__YOUR OBJECTIVE__. Transcribe every line of the listing below without any deviation.
# # #
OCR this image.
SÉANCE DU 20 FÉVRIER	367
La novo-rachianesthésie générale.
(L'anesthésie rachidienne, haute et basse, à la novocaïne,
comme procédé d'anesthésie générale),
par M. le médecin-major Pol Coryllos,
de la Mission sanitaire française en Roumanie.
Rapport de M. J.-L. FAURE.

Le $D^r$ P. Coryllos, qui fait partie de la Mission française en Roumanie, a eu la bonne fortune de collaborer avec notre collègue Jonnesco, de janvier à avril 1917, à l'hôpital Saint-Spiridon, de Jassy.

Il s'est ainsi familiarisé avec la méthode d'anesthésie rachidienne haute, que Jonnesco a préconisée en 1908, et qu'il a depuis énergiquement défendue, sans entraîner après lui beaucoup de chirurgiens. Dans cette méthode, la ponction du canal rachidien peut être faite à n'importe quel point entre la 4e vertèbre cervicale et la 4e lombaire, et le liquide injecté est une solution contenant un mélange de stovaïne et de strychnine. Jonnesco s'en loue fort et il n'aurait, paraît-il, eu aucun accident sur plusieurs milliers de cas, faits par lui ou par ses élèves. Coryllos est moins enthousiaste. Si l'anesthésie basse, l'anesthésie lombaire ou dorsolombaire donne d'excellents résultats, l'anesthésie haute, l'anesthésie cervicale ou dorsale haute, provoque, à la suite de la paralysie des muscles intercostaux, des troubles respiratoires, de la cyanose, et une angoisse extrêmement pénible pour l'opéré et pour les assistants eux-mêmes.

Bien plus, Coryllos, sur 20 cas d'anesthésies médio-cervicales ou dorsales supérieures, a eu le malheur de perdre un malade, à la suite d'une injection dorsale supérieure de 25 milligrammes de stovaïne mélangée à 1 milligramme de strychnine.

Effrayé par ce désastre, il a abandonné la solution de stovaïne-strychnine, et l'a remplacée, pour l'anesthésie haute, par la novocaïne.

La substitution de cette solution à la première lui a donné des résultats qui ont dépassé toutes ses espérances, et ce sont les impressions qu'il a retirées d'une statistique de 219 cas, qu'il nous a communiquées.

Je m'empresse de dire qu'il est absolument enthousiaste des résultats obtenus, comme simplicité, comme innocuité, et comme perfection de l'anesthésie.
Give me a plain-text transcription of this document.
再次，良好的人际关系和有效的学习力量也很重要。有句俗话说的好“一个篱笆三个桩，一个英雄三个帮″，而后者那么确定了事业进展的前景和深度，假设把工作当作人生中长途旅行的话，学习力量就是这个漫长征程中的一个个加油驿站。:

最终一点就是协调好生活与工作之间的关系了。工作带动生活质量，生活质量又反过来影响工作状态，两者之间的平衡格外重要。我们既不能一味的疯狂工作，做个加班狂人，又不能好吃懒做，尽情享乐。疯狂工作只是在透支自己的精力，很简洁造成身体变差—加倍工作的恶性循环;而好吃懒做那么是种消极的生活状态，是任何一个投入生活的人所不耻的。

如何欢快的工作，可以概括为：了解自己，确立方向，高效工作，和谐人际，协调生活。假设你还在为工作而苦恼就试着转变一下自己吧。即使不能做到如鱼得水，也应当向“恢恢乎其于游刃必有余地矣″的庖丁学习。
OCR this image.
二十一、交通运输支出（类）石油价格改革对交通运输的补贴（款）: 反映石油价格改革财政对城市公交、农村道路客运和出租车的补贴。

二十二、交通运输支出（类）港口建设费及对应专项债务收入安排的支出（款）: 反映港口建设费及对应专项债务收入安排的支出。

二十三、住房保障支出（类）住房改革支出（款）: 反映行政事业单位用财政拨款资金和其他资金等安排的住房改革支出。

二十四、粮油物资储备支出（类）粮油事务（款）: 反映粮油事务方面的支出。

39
# # #
__IN RESPONSE__.
OCR this image.
SÉANCE DU 20 FÉVRIER	367
La novo-rachianesthésie générale.
(L'anesthésie rachidienne, haute et basse, à la novocaïne,
comme procédé d'anesthésie générale),
par M. le médecin-major Pol Coryllos,
de la Mission sanitaire française en Roumanie.
Rapport de M. J.-L. FAURE.

Le $D^r$ P. Coryllos, qui fait partie de la Mission française en Roumanie, a eu la bonne fortune de collaborer avec notre collègue Jonnesco, de janvier à avril 1917, à l'hôpital Saint-Spiridon, de Jassy.

Il s'est ainsi familiarisé avec la méthode d'anesthésie rachidienne haute, que Jonnesco a préconisée en 1908, et qu'il a depuis énergiquement défendue, sans entraîner après lui beaucoup de chirurgiens. Dans cette méthode, la ponction du canal rachidien peut être faite à n'importe quel point entre la 4e vertèbre cervicale et la 4e lombaire, et le liquide injecté est une solution contenant un mélange de stovaïne et de strychnine. Jonnesco s'en loue fort et il n'aurait, paraît-il, eu aucun accident sur plusieurs milliers de cas, faits par lui ou par ses élèves. Coryllos est moins enthousiaste. Si l'anesthésie basse, l'anesthésie lombaire ou dorsolombaire donne d'excellents résultats, l'anesthésie haute, l'anesthésie cervicale ou dorsale haute, provoque, à la suite de la paralysie des muscles intercostaux, des troubles respiratoires, de la cyanose, et une angoisse extrêmement pénible pour l'opéré et pour les assistants eux-mêmes.

Bien plus, Coryllos, sur 20 cas d'anesthésies médio-cervicales ou dorsales supérieures, a eu le malheur de perdre un malade, à la suite d'une injection dorsale supérieure de 25 milligrammes de stovaïne mélangée à 1 milligramme de strychnine.

Effrayé par ce désastre, il a abandonné la solution de stovaïne-strychnine, et l'a remplacée, pour l'anesthésie haute, par la novocaïne.

La substitution de cette solution à la première lui a donné des résultats qui ont dépassé toutes ses espérances, et ce sont les impressions qu'il a retirées d'une statistique de 219 cas, qu'il nous a communiquées.

Je m'empresse de dire qu'il est absolument enthousiaste des résultats obtenus, comme simplicité, comme innocuité, et comme perfection de l'anesthésie.
Give me a plain-text transcription of this document.
再次，良好的人际关系和有效的学习力量也很重要。有句俗话说的好“一个篱笆三个桩，一个英雄三个帮″，而后者那么确定了事业进展的前景和深度，假设把工作当作人生中长途旅行的话，学习力量就是这个漫长征程中的一个个加油驿站。:

最终一点就是协调好生活与工作之间的关系了。工作带动生活质量，生活质量又反过来影响工作状态，两者之间的平衡格外重要。我们既不能一味的疯狂工作，做个加班狂人，又不能好吃懒做，尽情享乐。疯狂工作只是在透支自己的精力，很简洁造成身体变差—加倍工作的恶性循环;而好吃懒做那么是种消极的生活状态，是任何一个投入生活的人所不耻的。

如何欢快的工作，可以概括为：了解自己，确立方向，高效工作，和谐人际，协调生活。假设你还在为工作而苦恼就试着转变一下自己吧。即使不能做到如鱼得水，也应当向“恢恢乎其于游刃必有余地矣″的庖丁学习。
OCR this image.
二十一、交通运输支出（类）石油价格改革对交通运输的补贴（款）: 反映石油价格改革财政对城市公交、农村道路客运和出租车的补贴。

二十二、交通运输支出（类）港口建设费及对应专项债务收入安排的支出（款）: 反映港口建设费及对应专项债务收入安排的支出。

二十三、住房保障支出（类）住房改革支出（款）: 反映行政事业单位用财政拨款资金和其他资金等安排的住房改革支出。

二十四、粮油物资储备支出（类）粮油事务（款）: 反映粮油事务方面的支出。

39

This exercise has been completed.